• [Data for processing]
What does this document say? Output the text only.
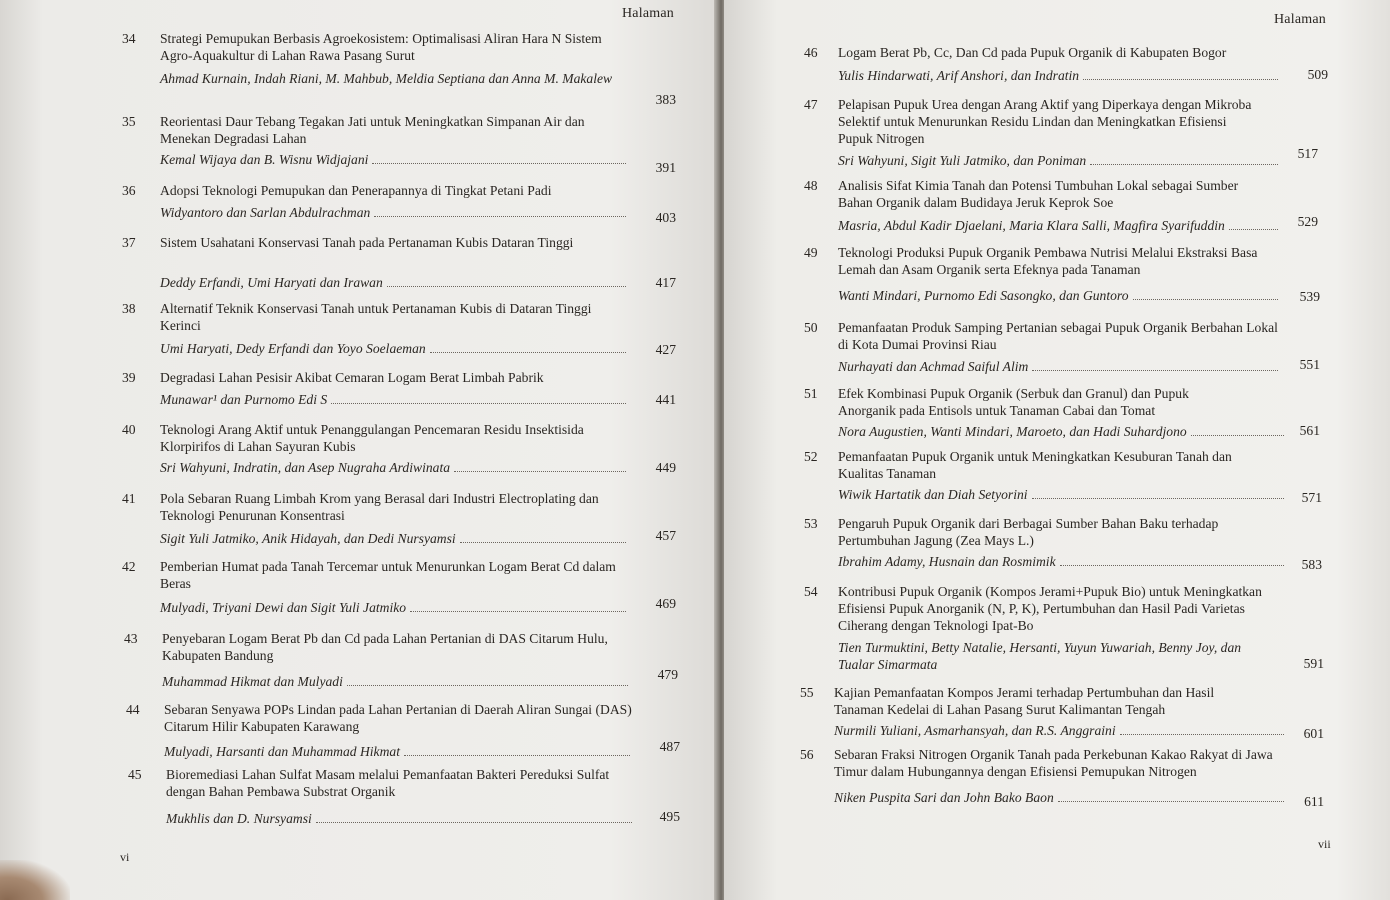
Halaman
34	Strategi Pemupukan Berbasis Agroekosistem: Optimalisasi Aliran Hara N Sistem Agro-Aquakultur di Lahan Rawa Pasang Surut
Ahmad Kurnain, Indah Riani, M. Mahbub, Meldia Septiana dan Anna M. Makalew
383
35	Reorientasi Daur Tebang Tegakan Jati untuk Meningkatkan Simpanan Air dan Menekan Degradasi Lahan
Kemal Wijaya dan B. Wisnu Widjajani
391
36	Adopsi Teknologi Pemupukan dan Penerapannya di Tingkat Petani Padi
Widyantoro dan Sarlan Abdulrachman	403
37	Sistem Usahatani Konservasi Tanah pada Pertanaman Kubis Dataran Tinggi
Deddy Erfandi, Umi Haryati dan Irawan	417
38	Alternatif Teknik Konservasi Tanah untuk Pertanaman Kubis di Dataran Tinggi Kerinci
Umi Haryati, Dedy Erfandi dan Yoyo Soelaeman	427
39	Degradasi Lahan Pesisir Akibat Cemaran Logam Berat Limbah Pabrik
Munawar¹ dan Purnomo Edi S	441
40	Teknologi Arang Aktif untuk Penanggulangan Pencemaran Residu Insektisida Klorpirifos di Lahan Sayuran Kubis
Sri Wahyuni, Indratin, dan Asep Nugraha Ardiwinata	449
41	Pola Sebaran Ruang Limbah Krom yang Berasal dari Industri Electroplating dan Teknologi Penurunan Konsentrasi
Sigit Yuli Jatmiko, Anik Hidayah, dan Dedi Nursyamsi	457
42	Pemberian Humat pada Tanah Tercemar untuk Menurunkan Logam Berat Cd dalam Beras
Mulyadi, Triyani Dewi dan Sigit Yuli Jatmiko	469
43	Penyebaran Logam Berat Pb dan Cd pada Lahan Pertanian di DAS Citarum Hulu, Kabupaten Bandung
Muhammad Hikmat dan Mulyadi	479
44	Sebaran Senyawa POPs Lindan pada Lahan Pertanian di Daerah Aliran Sungai (DAS) Citarum Hilir Kabupaten Karawang
Mulyadi, Harsanti dan Muhammad Hikmat	487
45	Bioremediasi Lahan Sulfat Masam melalui Pemanfaatan Bakteri Pereduksi Sulfat dengan Bahan Pembawa Substrat Organik
Mukhlis dan D. Nursyamsi	495
vi
Halaman
46	Logam Berat Pb, Cc, Dan Cd pada Pupuk Organik di Kabupaten Bogor
Yulis Hindarwati, Arif Anshori, dan Indratin	509
47	Pelapisan Pupuk Urea dengan Arang Aktif yang Diperkaya dengan Mikroba Selektif untuk Menurunkan Residu Lindan dan Meningkatkan Efisiensi Pupuk Nitrogen
Sri Wahyuni, Sigit Yuli Jatmiko, dan Poniman	517
48	Analisis Sifat Kimia Tanah dan Potensi Tumbuhan Lokal sebagai Sumber Bahan Organik dalam Budidaya Jeruk Keprok Soe
Masria, Abdul Kadir Djaelani, Maria Klara Salli, Magfira Syarifuddin	529
49	Teknologi Produksi Pupuk Organik Pembawa Nutrisi Melalui Ekstraksi Basa Lemah dan Asam Organik serta Efeknya pada Tanaman
Wanti Mindari, Purnomo Edi Sasongko, dan Guntoro	539
50	Pemanfaatan Produk Samping Pertanian sebagai Pupuk Organik Berbahan Lokal di Kota Dumai Provinsi Riau
Nurhayati dan Achmad Saiful Alim	551
51	Efek Kombinasi Pupuk Organik (Serbuk dan Granul) dan Pupuk Anorganik pada Entisols untuk Tanaman Cabai dan Tomat
Nora Augustien, Wanti Mindari, Maroeto, dan Hadi Suhardjono	561
52	Pemanfaatan Pupuk Organik untuk Meningkatkan Kesuburan Tanah dan Kualitas Tanaman
Wiwik Hartatik dan Diah Setyorini	571
53	Pengaruh Pupuk Organik dari Berbagai Sumber Bahan Baku terhadap Pertumbuhan Jagung (Zea Mays L.)
Ibrahim Adamy, Husnain dan Rosmimik	583
54	Kontribusi Pupuk Organik (Kompos Jerami+Pupuk Bio) untuk Meningkatkan Efisiensi Pupuk Anorganik (N, P, K), Pertumbuhan dan Hasil Padi Varietas Ciherang dengan Teknologi Ipat-Bo
Tien Turmuktini, Betty Natalie, Hersanti, Yuyun Yuwariah, Benny Joy, dan Tualar Simarmata	591
55	Kajian Pemanfaatan Kompos Jerami terhadap Pertumbuhan dan Hasil Tanaman Kedelai di Lahan Pasang Surut Kalimantan Tengah
Nurmili Yuliani, Asmarhansyah, dan R.S. Anggraini	601
56	Sebaran Fraksi Nitrogen Organik Tanah pada Perkebunan Kakao Rakyat di Jawa Timur dalam Hubungannya dengan Efisiensi Pemupukan Nitrogen
Niken Puspita Sari dan John Bako Baon	611
vii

• [Work to complete]
Collect each line holding the string "Limbah".

• [Task solution]
39	Degradasi Lahan Pesisir Akibat Cemaran Logam Berat Limbah Pabrik
41	Pola Sebaran Ruang Limbah Krom yang Berasal dari Industri Electroplating dan Teknologi Penurunan Konsentrasi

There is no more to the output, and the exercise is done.